> **Task item**: Give the listing again exactly, omitting its images.

> **Material shown**:
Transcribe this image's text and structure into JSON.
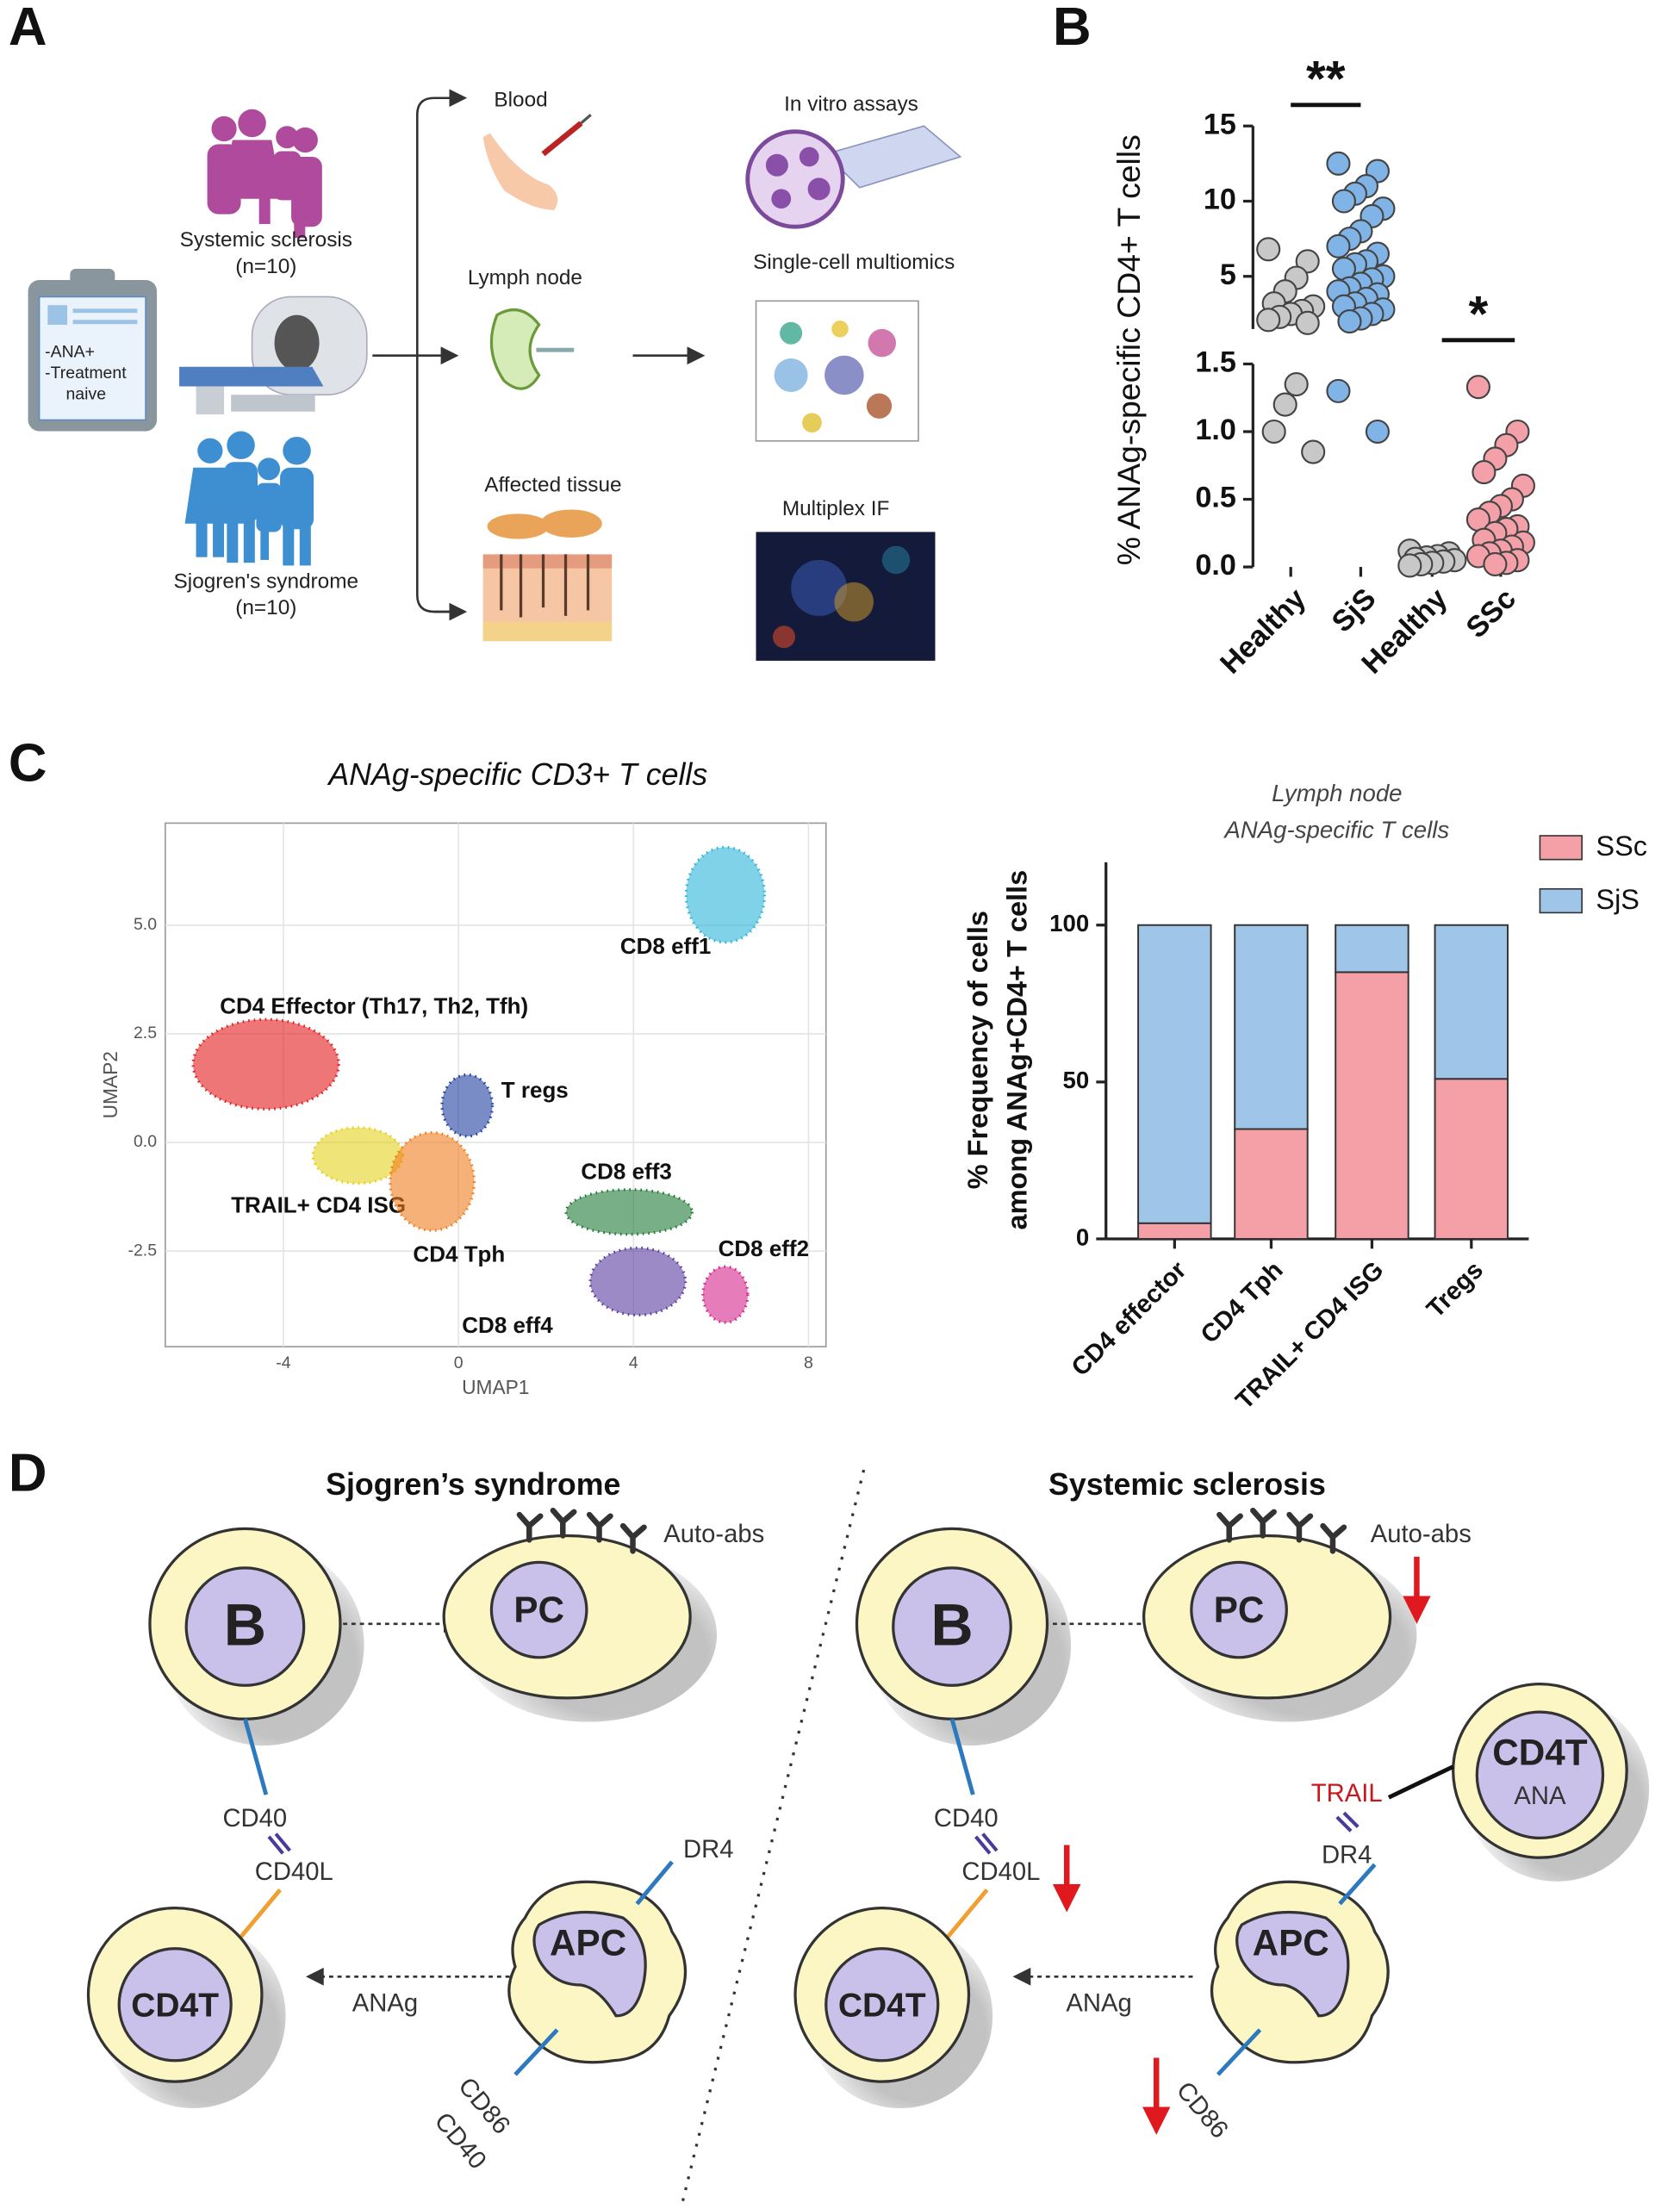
{
  "panel_labels": [
    "A",
    "B",
    "C",
    "D"
  ],
  "panel_a": {
    "cohorts": [
      {
        "name": "Systemic sclerosis",
        "n": "(n=10)"
      },
      {
        "name": "Sjogren's syndrome",
        "n": "(n=10)"
      }
    ],
    "criteria": [
      "-ANA+",
      "-Treatment",
      "naive"
    ],
    "samples": [
      "Blood",
      "Lymph node",
      "Affected tissue"
    ],
    "assays": [
      "In vitro assays",
      "Single-cell multiomics",
      "Multiplex IF"
    ]
  },
  "chart_data": [
    {
      "type": "strip",
      "ylabel": "% ANAg-specific CD4+ T cells",
      "categories": [
        "Healthy",
        "SjS",
        "Healthy",
        "SSc"
      ],
      "colors": [
        "#c8c8c8",
        "#80b3e6",
        "#c8c8c8",
        "#f3a0a8"
      ],
      "values": [
        [
          6.8,
          6.0,
          4.9,
          4.0,
          3.2,
          3.0,
          2.7,
          2.5,
          2.3,
          2.1,
          1.9,
          1.35,
          1.2,
          1.0,
          0.85
        ],
        [
          12.5,
          12.0,
          11.0,
          10.5,
          10.0,
          9.5,
          9.0,
          8.0,
          7.5,
          7.0,
          6.5,
          6.0,
          5.8,
          5.5,
          5.0,
          4.8,
          4.5,
          4.2,
          4.0,
          3.8,
          3.5,
          3.2,
          3.0,
          2.8,
          2.5,
          2.2,
          2.0,
          1.3,
          1.0
        ],
        [
          0.12,
          0.1,
          0.08,
          0.07,
          0.06,
          0.05,
          0.04,
          0.03,
          0.02,
          0.01
        ],
        [
          1.33,
          1.0,
          0.9,
          0.8,
          0.7,
          0.6,
          0.5,
          0.45,
          0.4,
          0.35,
          0.3,
          0.28,
          0.25,
          0.2,
          0.18,
          0.15,
          0.12,
          0.1,
          0.08,
          0.05,
          0.03,
          0.02
        ]
      ],
      "segments": [
        {
          "ylim": [
            0,
            1.5
          ],
          "yticks": [
            {
              "value": 0,
              "label": "0.0"
            },
            {
              "value": 0.5,
              "label": "0.5"
            },
            {
              "value": 1,
              "label": "1.0"
            },
            {
              "value": 1.5,
              "label": "1.5"
            }
          ]
        },
        {
          "ylim": [
            1.5,
            15
          ],
          "yticks": [
            5,
            10,
            15
          ]
        }
      ],
      "annotations": [
        "**",
        "*"
      ]
    },
    {
      "type": "cluster-map",
      "title": "ANAg-specific CD3+ T cells",
      "xlabel": "UMAP1",
      "ylabel": "UMAP2",
      "xlim": [
        -6.7,
        8.4
      ],
      "ylim": [
        -4.7,
        7.35
      ],
      "xticks": [
        -4,
        0,
        4,
        8
      ],
      "yticks": [
        -2.5,
        {
          "value": 0,
          "label": "0.0"
        },
        {
          "value": 2.5,
          "label": "2.5"
        },
        {
          "value": 5,
          "label": "5.0"
        }
      ],
      "grid": true,
      "clusters": [
        {
          "label": "CD8 eff1",
          "color": "#2bb4d8",
          "x": 6.1,
          "y": 5.7
        },
        {
          "label": "CD4 Effector (Th17, Th2, Tfh)",
          "color": "#e41a1c",
          "x": -4.4,
          "y": 1.8
        },
        {
          "label": "T regs",
          "color": "#1f3fa0",
          "x": 0.2,
          "y": 0.85
        },
        {
          "label": "TRAIL+ CD4 ISG",
          "color": "#e2d21c",
          "x": -2.3,
          "y": -0.3
        },
        {
          "label": "CD4 Tph",
          "color": "#f07d1e",
          "x": -0.6,
          "y": -0.9
        },
        {
          "label": "CD8 eff3",
          "color": "#1f7a35",
          "x": 3.9,
          "y": -1.6
        },
        {
          "label": "CD8 eff4",
          "color": "#5a3ca0",
          "x": 4.1,
          "y": -3.2
        },
        {
          "label": "CD8 eff2",
          "color": "#d6248a",
          "x": 6.1,
          "y": -3.5
        }
      ]
    },
    {
      "type": "stacked-bar",
      "title": "Lymph node",
      "subtitle": "ANAg-specific T cells",
      "ylabel": [
        "% Frequency of cells",
        "among ANAg+CD4+ T cells"
      ],
      "categories": [
        "CD4 effector",
        "CD4 Tph",
        "TRAIL+ CD4 ISG",
        "Tregs"
      ],
      "series": [
        {
          "name": "SSc",
          "color": "#f4a0a6",
          "values": [
            5,
            35,
            85,
            51
          ]
        },
        {
          "name": "SjS",
          "color": "#9fc5e8",
          "values": [
            95,
            65,
            15,
            49
          ]
        }
      ],
      "ylim": [
        0,
        120
      ],
      "yticks": [
        0,
        50,
        100
      ],
      "legend": "top-right"
    }
  ],
  "panel_d": {
    "left": {
      "title": "Sjogren’s syndrome",
      "labels": [
        "Auto-abs",
        "B",
        "PC",
        "CD40",
        "CD40L",
        "DR4",
        "APC",
        "CD4T",
        "ANAg",
        "CD86",
        "CD40"
      ]
    },
    "right": {
      "title": "Systemic sclerosis",
      "labels": [
        "Auto-abs",
        "B",
        "PC",
        "CD4T",
        "ANA",
        "TRAIL",
        "DR4",
        "CD40",
        "CD40L",
        "APC",
        "CD4T",
        "ANAg",
        "CD86"
      ]
    }
  }
}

> **Finished task**:
Transcribe this image's text and structure into JSON.
{
  "panel_labels": [
    "A",
    "B",
    "C",
    "D"
  ],
  "panel_a": {
    "cohorts": [
      {
        "name": "Systemic sclerosis",
        "n": "(n=10)"
      },
      {
        "name": "Sjogren's syndrome",
        "n": "(n=10)"
      }
    ],
    "criteria": [
      "-ANA+",
      "-Treatment",
      "naive"
    ],
    "samples": [
      "Blood",
      "Lymph node",
      "Affected tissue"
    ],
    "assays": [
      "In vitro assays",
      "Single-cell multiomics",
      "Multiplex IF"
    ]
  },
  "chart_data": [
    {
      "type": "strip",
      "ylabel": "% ANAg-specific CD4+ T cells",
      "categories": [
        "Healthy",
        "SjS",
        "Healthy",
        "SSc"
      ],
      "colors": [
        "#c8c8c8",
        "#80b3e6",
        "#c8c8c8",
        "#f3a0a8"
      ],
      "values": [
        [
          6.8,
          6.0,
          4.9,
          4.0,
          3.2,
          3.0,
          2.7,
          2.5,
          2.3,
          2.1,
          1.9,
          1.35,
          1.2,
          1.0,
          0.85
        ],
        [
          12.5,
          12.0,
          11.0,
          10.5,
          10.0,
          9.5,
          9.0,
          8.0,
          7.5,
          7.0,
          6.5,
          6.0,
          5.8,
          5.5,
          5.0,
          4.8,
          4.5,
          4.2,
          4.0,
          3.8,
          3.5,
          3.2,
          3.0,
          2.8,
          2.5,
          2.2,
          2.0,
          1.3,
          1.0
        ],
        [
          0.12,
          0.1,
          0.08,
          0.07,
          0.06,
          0.05,
          0.04,
          0.03,
          0.02,
          0.01
        ],
        [
          1.33,
          1.0,
          0.9,
          0.8,
          0.7,
          0.6,
          0.5,
          0.45,
          0.4,
          0.35,
          0.3,
          0.28,
          0.25,
          0.2,
          0.18,
          0.15,
          0.12,
          0.1,
          0.08,
          0.05,
          0.03,
          0.02
        ]
      ],
      "segments": [
        {
          "ylim": [
            0,
            1.5
          ],
          "yticks": [
            {
              "value": 0,
              "label": "0.0"
            },
            {
              "value": 0.5,
              "label": "0.5"
            },
            {
              "value": 1,
              "label": "1.0"
            },
            {
              "value": 1.5,
              "label": "1.5"
            }
          ]
        },
        {
          "ylim": [
            1.5,
            15
          ],
          "yticks": [
            5,
            10,
            15
          ]
        }
      ],
      "annotations": [
        "**",
        "*"
      ]
    },
    {
      "type": "cluster-map",
      "title": "ANAg-specific CD3+ T cells",
      "xlabel": "UMAP1",
      "ylabel": "UMAP2",
      "xlim": [
        -6.7,
        8.4
      ],
      "ylim": [
        -4.7,
        7.35
      ],
      "xticks": [
        -4,
        0,
        4,
        8
      ],
      "yticks": [
        -2.5,
        {
          "value": 0,
          "label": "0.0"
        },
        {
          "value": 2.5,
          "label": "2.5"
        },
        {
          "value": 5,
          "label": "5.0"
        }
      ],
      "grid": true,
      "clusters": [
        {
          "label": "CD8 eff1",
          "color": "#2bb4d8",
          "x": 6.1,
          "y": 5.7
        },
        {
          "label": "CD4 Effector (Th17, Th2, Tfh)",
          "color": "#e41a1c",
          "x": -4.4,
          "y": 1.8
        },
        {
          "label": "T regs",
          "color": "#1f3fa0",
          "x": 0.2,
          "y": 0.85
        },
        {
          "label": "TRAIL+ CD4 ISG",
          "color": "#e2d21c",
          "x": -2.3,
          "y": -0.3
        },
        {
          "label": "CD4 Tph",
          "color": "#f07d1e",
          "x": -0.6,
          "y": -0.9
        },
        {
          "label": "CD8 eff3",
          "color": "#1f7a35",
          "x": 3.9,
          "y": -1.6
        },
        {
          "label": "CD8 eff4",
          "color": "#5a3ca0",
          "x": 4.1,
          "y": -3.2
        },
        {
          "label": "CD8 eff2",
          "color": "#d6248a",
          "x": 6.1,
          "y": -3.5
        }
      ]
    },
    {
      "type": "stacked-bar",
      "title": "Lymph node",
      "subtitle": "ANAg-specific T cells",
      "ylabel": [
        "% Frequency of cells",
        "among ANAg+CD4+ T cells"
      ],
      "categories": [
        "CD4 effector",
        "CD4 Tph",
        "TRAIL+ CD4 ISG",
        "Tregs"
      ],
      "series": [
        {
          "name": "SSc",
          "color": "#f4a0a6",
          "values": [
            5,
            35,
            85,
            51
          ]
        },
        {
          "name": "SjS",
          "color": "#9fc5e8",
          "values": [
            95,
            65,
            15,
            49
          ]
        }
      ],
      "ylim": [
        0,
        120
      ],
      "yticks": [
        0,
        50,
        100
      ],
      "legend": "top-right"
    }
  ],
  "panel_d": {
    "left": {
      "title": "Sjogren’s syndrome",
      "labels": [
        "Auto-abs",
        "B",
        "PC",
        "CD40",
        "CD40L",
        "DR4",
        "APC",
        "CD4T",
        "ANAg",
        "CD86",
        "CD40"
      ]
    },
    "right": {
      "title": "Systemic sclerosis",
      "labels": [
        "Auto-abs",
        "B",
        "PC",
        "CD4T",
        "ANA",
        "TRAIL",
        "DR4",
        "CD40",
        "CD40L",
        "APC",
        "CD4T",
        "ANAg",
        "CD86"
      ]
    }
  }
}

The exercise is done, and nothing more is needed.